■ Task instructions ■
Determine the number of lines containing the word "type". Reply with it and nothing else.
## BEGIN Exercise input
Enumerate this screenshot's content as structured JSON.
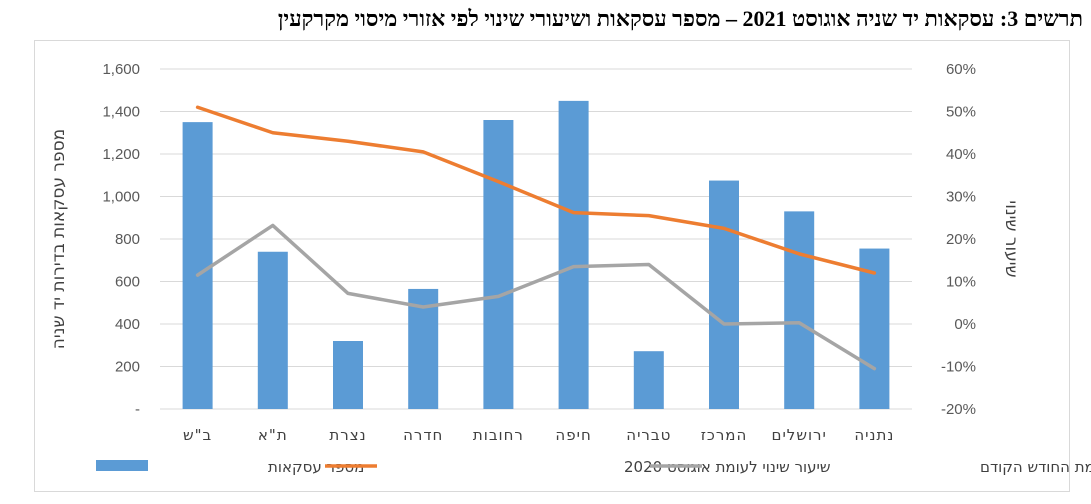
{
  "title": "תרשים 3: עסקאות יד שניה אוגוסט 2021 – מספר עסקאות ושיעורי שינוי לפי אזורי מיסוי מקרקעין",
  "chart_data": {
    "type": "bar",
    "categories": [
      "ב\"ש",
      "ת\"א",
      "נצרת",
      "חדרה",
      "רחובות",
      "חיפה",
      "טבריה",
      "המרכז",
      "ירושלים",
      "נתניה"
    ],
    "ylabel": "מספר עסקאות בדירות יד שניה",
    "y2label": "שיעור שינוי",
    "ylim": [
      0,
      1600
    ],
    "y2lim": [
      -0.2,
      0.6
    ],
    "y_ticks": [
      "-",
      "200",
      "400",
      "600",
      "800",
      "1,000",
      "1,200",
      "1,400",
      "1,600"
    ],
    "y2_ticks": [
      "-20%",
      "-10%",
      "0%",
      "10%",
      "20%",
      "30%",
      "40%",
      "50%",
      "60%"
    ],
    "grid": true,
    "legend_position": "bottom",
    "series": [
      {
        "name": "מספר עסקאות",
        "type": "bar",
        "axis": "left",
        "color": "#5B9BD5",
        "values": [
          1350,
          740,
          320,
          565,
          1360,
          1450,
          272,
          1075,
          930,
          755
        ]
      },
      {
        "name": "שיעור שינוי לעומת אוגוסט 2020",
        "type": "line",
        "axis": "right",
        "color": "#ED7D31",
        "values": [
          0.51,
          0.45,
          0.43,
          0.405,
          0.335,
          0.262,
          0.255,
          0.225,
          0.165,
          0.12
        ]
      },
      {
        "name": "שיעור שינוי לעומת החודש הקודם",
        "type": "line",
        "axis": "right",
        "color": "#A5A5A5",
        "values": [
          0.115,
          0.232,
          0.072,
          0.04,
          0.065,
          0.135,
          0.14,
          0.0,
          0.003,
          -0.105
        ]
      }
    ]
  }
}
## END Exercise input
■ Answer to the problem ■
4